▶ _INSTRUCTION_
Write out all of the lines below, exactly and completely.

(A run of records)

+-------+

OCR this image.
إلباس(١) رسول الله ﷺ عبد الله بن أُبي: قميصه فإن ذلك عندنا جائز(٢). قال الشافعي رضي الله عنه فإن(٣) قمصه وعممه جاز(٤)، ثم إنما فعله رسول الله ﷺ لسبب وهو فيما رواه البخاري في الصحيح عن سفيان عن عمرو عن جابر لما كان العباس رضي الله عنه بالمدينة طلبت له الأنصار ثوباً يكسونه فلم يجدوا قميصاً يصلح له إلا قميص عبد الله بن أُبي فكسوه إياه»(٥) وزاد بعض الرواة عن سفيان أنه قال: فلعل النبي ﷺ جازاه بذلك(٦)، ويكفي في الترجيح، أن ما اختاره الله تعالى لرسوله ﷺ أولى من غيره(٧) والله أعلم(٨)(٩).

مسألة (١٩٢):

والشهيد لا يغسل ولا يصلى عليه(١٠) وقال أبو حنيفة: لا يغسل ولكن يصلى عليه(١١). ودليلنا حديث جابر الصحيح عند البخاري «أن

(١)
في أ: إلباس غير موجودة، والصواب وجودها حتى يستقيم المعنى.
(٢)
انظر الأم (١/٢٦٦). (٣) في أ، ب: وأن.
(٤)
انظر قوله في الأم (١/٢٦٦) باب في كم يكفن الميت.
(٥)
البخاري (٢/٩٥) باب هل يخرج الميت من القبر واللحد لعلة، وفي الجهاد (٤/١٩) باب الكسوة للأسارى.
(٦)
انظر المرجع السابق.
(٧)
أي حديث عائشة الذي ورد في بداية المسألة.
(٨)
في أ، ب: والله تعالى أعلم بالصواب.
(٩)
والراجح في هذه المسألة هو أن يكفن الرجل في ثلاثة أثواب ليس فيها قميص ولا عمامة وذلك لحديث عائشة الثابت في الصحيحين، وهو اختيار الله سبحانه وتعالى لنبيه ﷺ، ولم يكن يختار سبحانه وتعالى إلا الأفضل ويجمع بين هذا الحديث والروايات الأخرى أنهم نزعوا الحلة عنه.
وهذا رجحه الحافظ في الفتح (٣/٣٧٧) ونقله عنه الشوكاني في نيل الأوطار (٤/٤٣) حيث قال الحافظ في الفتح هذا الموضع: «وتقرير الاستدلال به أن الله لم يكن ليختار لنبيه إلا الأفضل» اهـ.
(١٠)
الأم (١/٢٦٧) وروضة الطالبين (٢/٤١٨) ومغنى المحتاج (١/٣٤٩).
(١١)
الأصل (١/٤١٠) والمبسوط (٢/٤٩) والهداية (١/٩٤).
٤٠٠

+-------+

▶ _RESPONSE TO THE EXERCISE_
OCR this image.
إلباس(١) رسول الله ﷺ عبد الله بن أُبي: قميصه فإن ذلك عندنا جائز(٢). قال الشافعي رضي الله عنه فإن(٣) قمصه وعممه جاز(٤)، ثم إنما فعله رسول الله ﷺ لسبب وهو فيما رواه البخاري في الصحيح عن سفيان عن عمرو عن جابر لما كان العباس رضي الله عنه بالمدينة طلبت له الأنصار ثوباً يكسونه فلم يجدوا قميصاً يصلح له إلا قميص عبد الله بن أُبي فكسوه إياه»(٥) وزاد بعض الرواة عن سفيان أنه قال: فلعل النبي ﷺ جازاه بذلك(٦)، ويكفي في الترجيح، أن ما اختاره الله تعالى لرسوله ﷺ أولى من غيره(٧) والله أعلم(٨)(٩).

مسألة (١٩٢):

والشهيد لا يغسل ولا يصلى عليه(١٠) وقال أبو حنيفة: لا يغسل ولكن يصلى عليه(١١). ودليلنا حديث جابر الصحيح عند البخاري «أن

(١)
في أ: إلباس غير موجودة، والصواب وجودها حتى يستقيم المعنى.
(٢)
انظر الأم (١/٢٦٦). (٣) في أ، ب: وأن.
(٤)
انظر قوله في الأم (١/٢٦٦) باب في كم يكفن الميت.
(٥)
البخاري (٢/٩٥) باب هل يخرج الميت من القبر واللحد لعلة، وفي الجهاد (٤/١٩) باب الكسوة للأسارى.
(٦)
انظر المرجع السابق.
(٧)
أي حديث عائشة الذي ورد في بداية المسألة.
(٨)
في أ، ب: والله تعالى أعلم بالصواب.
(٩)
والراجح في هذه المسألة هو أن يكفن الرجل في ثلاثة أثواب ليس فيها قميص ولا عمامة وذلك لحديث عائشة الثابت في الصحيحين، وهو اختيار الله سبحانه وتعالى لنبيه ﷺ، ولم يكن يختار سبحانه وتعالى إلا الأفضل ويجمع بين هذا الحديث والروايات الأخرى أنهم نزعوا الحلة عنه.
وهذا رجحه الحافظ في الفتح (٣/٣٧٧) ونقله عنه الشوكاني في نيل الأوطار (٤/٤٣) حيث قال الحافظ في الفتح هذا الموضع: «وتقرير الاستدلال به أن الله لم يكن ليختار لنبيه إلا الأفضل» اهـ.
(١٠)
الأم (١/٢٦٧) وروضة الطالبين (٢/٤١٨) ومغنى المحتاج (١/٣٤٩).
(١١)
الأصل (١/٤١٠) والمبسوط (٢/٤٩) والهداية (١/٩٤).
٤٠٠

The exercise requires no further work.